*ARTICLE*.
The Boy Who Couldn't Sleep and Never Had To

If you’re expecting D.C. Pierson’s novel The Boy Who Couldn’t Sleep and Never Had To to address and resolve all the issues related to the title character and his sleeping disorder, you’re going to be sorely disappointed by this book.

However, if you approach this book and view the title as a hook to get you interested in the story of the friendship to two young, geeky teenage boys and their trials, tribulations and first loves, then you’re probably going to love this book. I know I did.

Darren Bennett is a bit of a loner, constantly doodling in his notebooks, textbooks and anything else he can find. One day, Eric Lederer notices the drawings and the two begin their friendship — one that includes developing the outline for an epic franchise of space fantasy films. It also involves avoiding Darren’s older brother and his bullying friends, falling for the same girl (though dating her at different times) and, oh yeah, the secret that Eric doesn’t sleep and never has.

Despite having a sci-fi element to it, Pierson keeps his novels and characters ground, interesting and utterly relatable. This is one of those books that had me losing sleep just wanting to spend a few more minutes in the world of Darren and Eric. Of course, it’s the girl who comes between our two heroes that leads Darren leaking Eric’s secret and the inevitable complications that arise from it.

*GOALS*.
a) Answer from the book review:
(i) Who wrote the novel under review?
(ii) What does Eric Lederer notice that starts his friendship with Darren?
(iii) What kind of films do the two boys outline a franchise for?
b) List everything the book review says the friendship between Darren and Eric includes or involves.

*DATASET EXCERPT*.

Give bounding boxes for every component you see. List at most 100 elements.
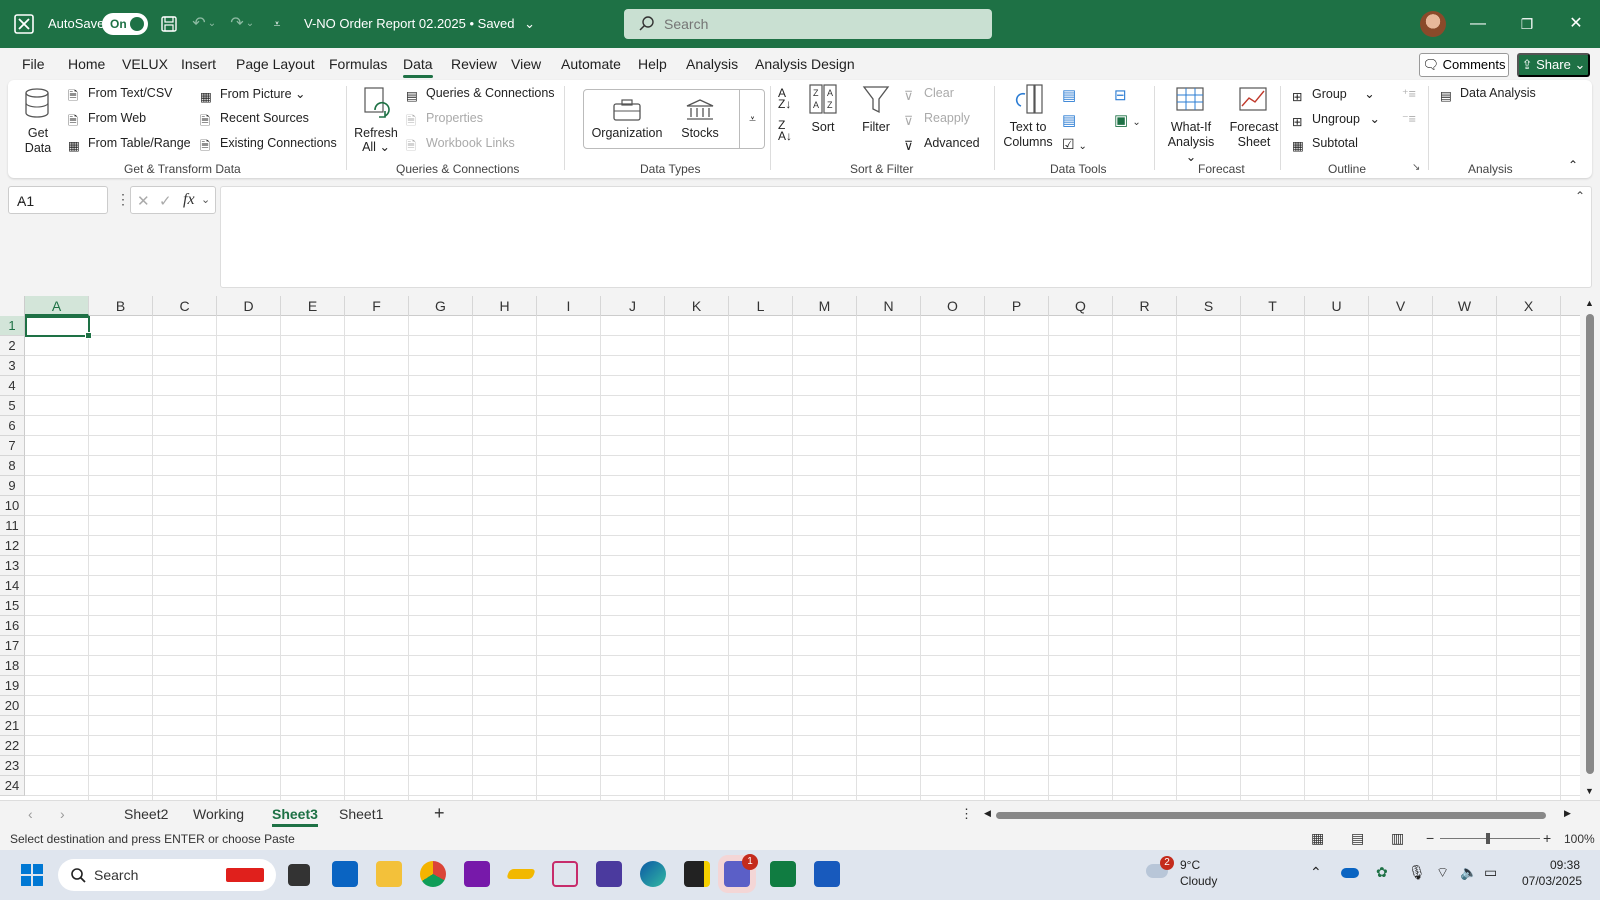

*SOLUTIONS TO THE EXERCISE*.
a)
(i) D.C. Pierson
(ii) Darren's drawings
(iii) Space fantasy films

b)
- Developing the outline for an epic franchise of space fantasy films
- Avoiding Darren's older brother and his bullying friends
- Falling for the same girl, though dating her at different times
- The secret that Eric doesn't sleep and never has